■ WHAT IS REQUIRED:
Scan the material that follows. Copy every line containing the word "name".

■ THE DATA:
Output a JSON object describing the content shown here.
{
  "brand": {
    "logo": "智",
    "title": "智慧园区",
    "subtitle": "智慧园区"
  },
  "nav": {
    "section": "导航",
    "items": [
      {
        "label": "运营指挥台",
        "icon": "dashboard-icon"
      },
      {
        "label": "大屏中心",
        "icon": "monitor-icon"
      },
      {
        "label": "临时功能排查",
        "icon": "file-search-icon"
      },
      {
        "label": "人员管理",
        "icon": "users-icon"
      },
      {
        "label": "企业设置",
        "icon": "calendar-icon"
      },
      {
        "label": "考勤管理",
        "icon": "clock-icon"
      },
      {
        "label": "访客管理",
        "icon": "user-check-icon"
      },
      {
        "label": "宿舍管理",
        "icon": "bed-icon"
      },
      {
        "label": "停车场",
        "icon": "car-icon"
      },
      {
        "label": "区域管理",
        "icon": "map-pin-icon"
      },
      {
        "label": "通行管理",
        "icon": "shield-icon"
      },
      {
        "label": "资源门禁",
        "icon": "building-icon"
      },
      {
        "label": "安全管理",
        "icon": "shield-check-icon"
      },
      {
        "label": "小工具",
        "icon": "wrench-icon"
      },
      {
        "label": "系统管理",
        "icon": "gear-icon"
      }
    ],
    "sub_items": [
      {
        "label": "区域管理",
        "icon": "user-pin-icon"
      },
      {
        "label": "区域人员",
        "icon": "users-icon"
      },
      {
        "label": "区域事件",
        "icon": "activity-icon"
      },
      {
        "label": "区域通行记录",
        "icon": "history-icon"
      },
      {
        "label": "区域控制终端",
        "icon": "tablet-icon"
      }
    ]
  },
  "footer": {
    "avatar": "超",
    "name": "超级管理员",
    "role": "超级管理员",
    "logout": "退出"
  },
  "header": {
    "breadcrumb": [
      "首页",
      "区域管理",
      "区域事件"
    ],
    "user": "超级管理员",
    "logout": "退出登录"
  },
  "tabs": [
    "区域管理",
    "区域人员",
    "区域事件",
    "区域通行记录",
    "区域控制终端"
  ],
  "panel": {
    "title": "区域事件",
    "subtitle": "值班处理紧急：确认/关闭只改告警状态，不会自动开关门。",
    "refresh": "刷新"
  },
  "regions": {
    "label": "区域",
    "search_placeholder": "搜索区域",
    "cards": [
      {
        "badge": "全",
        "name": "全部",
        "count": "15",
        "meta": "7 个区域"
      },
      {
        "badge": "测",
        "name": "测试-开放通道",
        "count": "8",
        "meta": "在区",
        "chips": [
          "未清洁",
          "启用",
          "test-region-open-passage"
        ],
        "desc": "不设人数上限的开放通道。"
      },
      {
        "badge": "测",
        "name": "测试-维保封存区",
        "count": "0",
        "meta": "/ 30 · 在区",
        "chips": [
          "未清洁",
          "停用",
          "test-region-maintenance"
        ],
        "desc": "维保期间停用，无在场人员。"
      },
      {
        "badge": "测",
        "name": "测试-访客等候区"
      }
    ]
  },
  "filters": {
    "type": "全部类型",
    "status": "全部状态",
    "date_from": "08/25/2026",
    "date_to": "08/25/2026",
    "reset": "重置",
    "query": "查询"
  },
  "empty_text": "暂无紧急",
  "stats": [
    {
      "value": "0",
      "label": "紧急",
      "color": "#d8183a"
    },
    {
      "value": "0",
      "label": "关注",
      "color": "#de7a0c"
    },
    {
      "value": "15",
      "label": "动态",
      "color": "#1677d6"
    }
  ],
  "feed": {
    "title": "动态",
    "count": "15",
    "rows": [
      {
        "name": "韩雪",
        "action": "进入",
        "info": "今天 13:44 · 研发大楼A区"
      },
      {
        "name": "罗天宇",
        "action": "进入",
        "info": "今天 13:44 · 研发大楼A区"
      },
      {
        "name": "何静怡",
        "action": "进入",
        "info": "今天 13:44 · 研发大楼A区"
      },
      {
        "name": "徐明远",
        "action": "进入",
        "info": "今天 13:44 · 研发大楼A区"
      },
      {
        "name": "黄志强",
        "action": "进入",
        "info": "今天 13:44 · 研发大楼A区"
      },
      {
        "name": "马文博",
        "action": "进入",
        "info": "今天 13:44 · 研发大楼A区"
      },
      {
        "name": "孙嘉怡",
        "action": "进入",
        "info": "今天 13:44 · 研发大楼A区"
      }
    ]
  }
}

■ RESULT OF THE TASK:
    "name": "超级管理员",
        "name": "全部",
        "name": "测试-开放通道",
        "name": "测试-维保封存区",
        "name": "测试-访客等候区"
        "name": "韩雪",
        "name": "罗天宇",
        "name": "何静怡",
        "name": "徐明远",
        "name": "黄志强",
        "name": "马文博",
        "name": "孙嘉怡",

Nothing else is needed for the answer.